§ **Data for this exercise**:
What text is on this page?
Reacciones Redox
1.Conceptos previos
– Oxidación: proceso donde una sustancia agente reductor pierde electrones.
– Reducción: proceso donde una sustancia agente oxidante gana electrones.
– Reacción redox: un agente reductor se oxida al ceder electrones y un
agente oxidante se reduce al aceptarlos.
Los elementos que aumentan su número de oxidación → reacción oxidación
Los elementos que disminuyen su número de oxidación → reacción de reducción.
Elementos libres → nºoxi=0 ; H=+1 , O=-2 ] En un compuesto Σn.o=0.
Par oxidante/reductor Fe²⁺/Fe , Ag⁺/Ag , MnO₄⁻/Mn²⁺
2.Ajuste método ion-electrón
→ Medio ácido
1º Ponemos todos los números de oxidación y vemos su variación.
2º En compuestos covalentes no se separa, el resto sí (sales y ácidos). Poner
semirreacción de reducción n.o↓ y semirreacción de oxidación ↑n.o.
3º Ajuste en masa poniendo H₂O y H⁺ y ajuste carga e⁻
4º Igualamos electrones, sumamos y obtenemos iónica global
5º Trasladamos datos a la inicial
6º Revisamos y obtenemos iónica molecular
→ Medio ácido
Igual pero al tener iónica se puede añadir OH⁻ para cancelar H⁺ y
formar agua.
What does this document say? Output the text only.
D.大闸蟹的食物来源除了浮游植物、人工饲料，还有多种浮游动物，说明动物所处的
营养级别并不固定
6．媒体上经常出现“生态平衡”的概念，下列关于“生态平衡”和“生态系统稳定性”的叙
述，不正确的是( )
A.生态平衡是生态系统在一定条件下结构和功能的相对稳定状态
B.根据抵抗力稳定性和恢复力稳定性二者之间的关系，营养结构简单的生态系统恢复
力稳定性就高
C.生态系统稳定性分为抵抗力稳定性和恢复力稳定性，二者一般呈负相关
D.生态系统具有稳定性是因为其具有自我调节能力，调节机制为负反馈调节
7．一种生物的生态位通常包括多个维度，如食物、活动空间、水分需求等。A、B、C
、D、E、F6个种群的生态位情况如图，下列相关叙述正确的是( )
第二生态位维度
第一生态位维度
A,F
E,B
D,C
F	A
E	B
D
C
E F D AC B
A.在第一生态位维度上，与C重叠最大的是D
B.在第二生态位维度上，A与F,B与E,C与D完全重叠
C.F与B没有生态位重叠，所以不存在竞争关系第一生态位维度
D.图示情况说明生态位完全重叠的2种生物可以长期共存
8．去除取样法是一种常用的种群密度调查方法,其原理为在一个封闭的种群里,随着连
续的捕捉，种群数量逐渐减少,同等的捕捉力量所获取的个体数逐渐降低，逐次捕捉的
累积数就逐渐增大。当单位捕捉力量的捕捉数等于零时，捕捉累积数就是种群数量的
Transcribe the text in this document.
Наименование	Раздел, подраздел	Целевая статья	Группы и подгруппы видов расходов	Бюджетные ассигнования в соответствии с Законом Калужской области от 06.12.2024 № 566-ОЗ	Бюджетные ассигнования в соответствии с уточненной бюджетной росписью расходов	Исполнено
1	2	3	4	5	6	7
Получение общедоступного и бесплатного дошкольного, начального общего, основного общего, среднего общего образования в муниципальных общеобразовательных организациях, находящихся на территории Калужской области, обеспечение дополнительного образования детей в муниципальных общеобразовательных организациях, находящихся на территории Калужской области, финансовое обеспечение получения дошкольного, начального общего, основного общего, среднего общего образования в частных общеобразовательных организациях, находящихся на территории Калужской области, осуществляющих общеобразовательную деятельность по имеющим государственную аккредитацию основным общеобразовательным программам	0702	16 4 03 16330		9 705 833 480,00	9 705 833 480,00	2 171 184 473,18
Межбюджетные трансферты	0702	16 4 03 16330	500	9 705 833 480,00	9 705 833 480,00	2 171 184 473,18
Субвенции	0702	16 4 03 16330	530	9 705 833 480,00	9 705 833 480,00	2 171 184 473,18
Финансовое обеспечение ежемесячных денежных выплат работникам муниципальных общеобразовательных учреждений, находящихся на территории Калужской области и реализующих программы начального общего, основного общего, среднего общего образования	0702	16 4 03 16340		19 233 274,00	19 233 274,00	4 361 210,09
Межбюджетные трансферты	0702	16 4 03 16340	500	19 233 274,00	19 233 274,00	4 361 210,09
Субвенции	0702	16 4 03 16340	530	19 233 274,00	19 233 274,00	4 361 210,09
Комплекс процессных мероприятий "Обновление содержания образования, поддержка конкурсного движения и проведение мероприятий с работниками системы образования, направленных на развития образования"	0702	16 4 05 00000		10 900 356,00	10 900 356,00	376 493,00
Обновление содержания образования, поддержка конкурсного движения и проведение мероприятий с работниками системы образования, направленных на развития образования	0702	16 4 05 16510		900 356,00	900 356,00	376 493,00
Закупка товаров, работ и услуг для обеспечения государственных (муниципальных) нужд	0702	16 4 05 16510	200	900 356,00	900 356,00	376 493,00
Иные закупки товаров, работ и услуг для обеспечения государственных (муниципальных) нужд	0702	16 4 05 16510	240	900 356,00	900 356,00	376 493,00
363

§ **What you will do**:
Output all preceding records character for character.

§ **Full answer**:
What text is on this page?
Reacciones Redox
1.Conceptos previos
– Oxidación: proceso donde una sustancia agente reductor pierde electrones.
– Reducción: proceso donde una sustancia agente oxidante gana electrones.
– Reacción redox: un agente reductor se oxida al ceder electrones y un
agente oxidante se reduce al aceptarlos.
Los elementos que aumentan su número de oxidación → reacción oxidación
Los elementos que disminuyen su número de oxidación → reacción de reducción.
Elementos libres → nºoxi=0 ; H=+1 , O=-2 ] En un compuesto Σn.o=0.
Par oxidante/reductor Fe²⁺/Fe , Ag⁺/Ag , MnO₄⁻/Mn²⁺
2.Ajuste método ion-electrón
→ Medio ácido
1º Ponemos todos los números de oxidación y vemos su variación.
2º En compuestos covalentes no se separa, el resto sí (sales y ácidos). Poner
semirreacción de reducción n.o↓ y semirreacción de oxidación ↑n.o.
3º Ajuste en masa poniendo H₂O y H⁺ y ajuste carga e⁻
4º Igualamos electrones, sumamos y obtenemos iónica global
5º Trasladamos datos a la inicial
6º Revisamos y obtenemos iónica molecular
→ Medio ácido
Igual pero al tener iónica se puede añadir OH⁻ para cancelar H⁺ y
formar agua.
What does this document say? Output the text only.
D.大闸蟹的食物来源除了浮游植物、人工饲料，还有多种浮游动物，说明动物所处的
营养级别并不固定
6．媒体上经常出现“生态平衡”的概念，下列关于“生态平衡”和“生态系统稳定性”的叙
述，不正确的是( )
A.生态平衡是生态系统在一定条件下结构和功能的相对稳定状态
B.根据抵抗力稳定性和恢复力稳定性二者之间的关系，营养结构简单的生态系统恢复
力稳定性就高
C.生态系统稳定性分为抵抗力稳定性和恢复力稳定性，二者一般呈负相关
D.生态系统具有稳定性是因为其具有自我调节能力，调节机制为负反馈调节
7．一种生物的生态位通常包括多个维度，如食物、活动空间、水分需求等。A、B、C
、D、E、F6个种群的生态位情况如图，下列相关叙述正确的是( )
第二生态位维度
第一生态位维度
A,F
E,B
D,C
F	A
E	B
D
C
E F D AC B
A.在第一生态位维度上，与C重叠最大的是D
B.在第二生态位维度上，A与F,B与E,C与D完全重叠
C.F与B没有生态位重叠，所以不存在竞争关系第一生态位维度
D.图示情况说明生态位完全重叠的2种生物可以长期共存
8．去除取样法是一种常用的种群密度调查方法,其原理为在一个封闭的种群里,随着连
续的捕捉，种群数量逐渐减少,同等的捕捉力量所获取的个体数逐渐降低，逐次捕捉的
累积数就逐渐增大。当单位捕捉力量的捕捉数等于零时，捕捉累积数就是种群数量的
Transcribe the text in this document.
Наименование	Раздел, подраздел	Целевая статья	Группы и подгруппы видов расходов	Бюджетные ассигнования в соответствии с Законом Калужской области от 06.12.2024 № 566-ОЗ	Бюджетные ассигнования в соответствии с уточненной бюджетной росписью расходов	Исполнено
1	2	3	4	5	6	7
Получение общедоступного и бесплатного дошкольного, начального общего, основного общего, среднего общего образования в муниципальных общеобразовательных организациях, находящихся на территории Калужской области, обеспечение дополнительного образования детей в муниципальных общеобразовательных организациях, находящихся на территории Калужской области, финансовое обеспечение получения дошкольного, начального общего, основного общего, среднего общего образования в частных общеобразовательных организациях, находящихся на территории Калужской области, осуществляющих общеобразовательную деятельность по имеющим государственную аккредитацию основным общеобразовательным программам	0702	16 4 03 16330		9 705 833 480,00	9 705 833 480,00	2 171 184 473,18
Межбюджетные трансферты	0702	16 4 03 16330	500	9 705 833 480,00	9 705 833 480,00	2 171 184 473,18
Субвенции	0702	16 4 03 16330	530	9 705 833 480,00	9 705 833 480,00	2 171 184 473,18
Финансовое обеспечение ежемесячных денежных выплат работникам муниципальных общеобразовательных учреждений, находящихся на территории Калужской области и реализующих программы начального общего, основного общего, среднего общего образования	0702	16 4 03 16340		19 233 274,00	19 233 274,00	4 361 210,09
Межбюджетные трансферты	0702	16 4 03 16340	500	19 233 274,00	19 233 274,00	4 361 210,09
Субвенции	0702	16 4 03 16340	530	19 233 274,00	19 233 274,00	4 361 210,09
Комплекс процессных мероприятий "Обновление содержания образования, поддержка конкурсного движения и проведение мероприятий с работниками системы образования, направленных на развития образования"	0702	16 4 05 00000		10 900 356,00	10 900 356,00	376 493,00
Обновление содержания образования, поддержка конкурсного движения и проведение мероприятий с работниками системы образования, направленных на развития образования	0702	16 4 05 16510		900 356,00	900 356,00	376 493,00
Закупка товаров, работ и услуг для обеспечения государственных (муниципальных) нужд	0702	16 4 05 16510	200	900 356,00	900 356,00	376 493,00
Иные закупки товаров, работ и услуг для обеспечения государственных (муниципальных) нужд	0702	16 4 05 16510	240	900 356,00	900 356,00	376 493,00
363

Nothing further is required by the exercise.